§ Problem details: Answer with a number only: how many lines of the data contain "Quelle"?
--- Records to use ---
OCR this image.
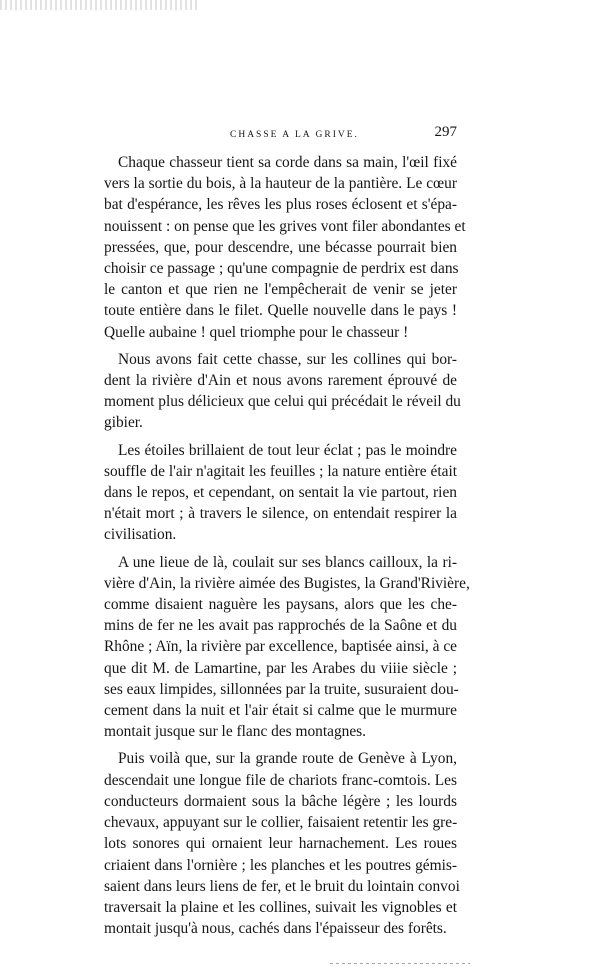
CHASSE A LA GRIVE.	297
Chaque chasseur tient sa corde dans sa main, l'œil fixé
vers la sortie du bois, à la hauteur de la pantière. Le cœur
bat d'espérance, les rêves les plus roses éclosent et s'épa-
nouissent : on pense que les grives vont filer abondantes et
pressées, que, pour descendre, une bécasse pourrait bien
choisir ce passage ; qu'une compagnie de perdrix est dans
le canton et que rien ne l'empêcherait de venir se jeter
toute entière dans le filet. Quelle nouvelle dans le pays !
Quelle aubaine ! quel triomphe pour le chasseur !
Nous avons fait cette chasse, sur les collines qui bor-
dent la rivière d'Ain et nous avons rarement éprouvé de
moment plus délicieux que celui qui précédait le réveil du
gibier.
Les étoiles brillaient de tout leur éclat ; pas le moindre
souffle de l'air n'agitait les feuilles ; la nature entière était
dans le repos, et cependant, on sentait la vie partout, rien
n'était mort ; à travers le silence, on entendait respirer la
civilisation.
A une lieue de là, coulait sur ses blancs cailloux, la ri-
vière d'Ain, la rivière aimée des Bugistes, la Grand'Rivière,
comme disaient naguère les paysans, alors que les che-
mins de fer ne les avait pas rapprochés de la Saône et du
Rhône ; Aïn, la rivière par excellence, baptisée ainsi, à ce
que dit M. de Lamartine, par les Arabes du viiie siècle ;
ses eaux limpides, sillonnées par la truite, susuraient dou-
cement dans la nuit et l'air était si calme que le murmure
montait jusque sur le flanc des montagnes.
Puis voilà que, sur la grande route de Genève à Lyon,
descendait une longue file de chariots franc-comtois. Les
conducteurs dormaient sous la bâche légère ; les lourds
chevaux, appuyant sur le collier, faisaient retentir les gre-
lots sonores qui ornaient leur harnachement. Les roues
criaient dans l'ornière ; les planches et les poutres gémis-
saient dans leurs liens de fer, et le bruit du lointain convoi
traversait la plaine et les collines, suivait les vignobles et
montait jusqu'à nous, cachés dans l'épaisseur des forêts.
---
§ The result: 2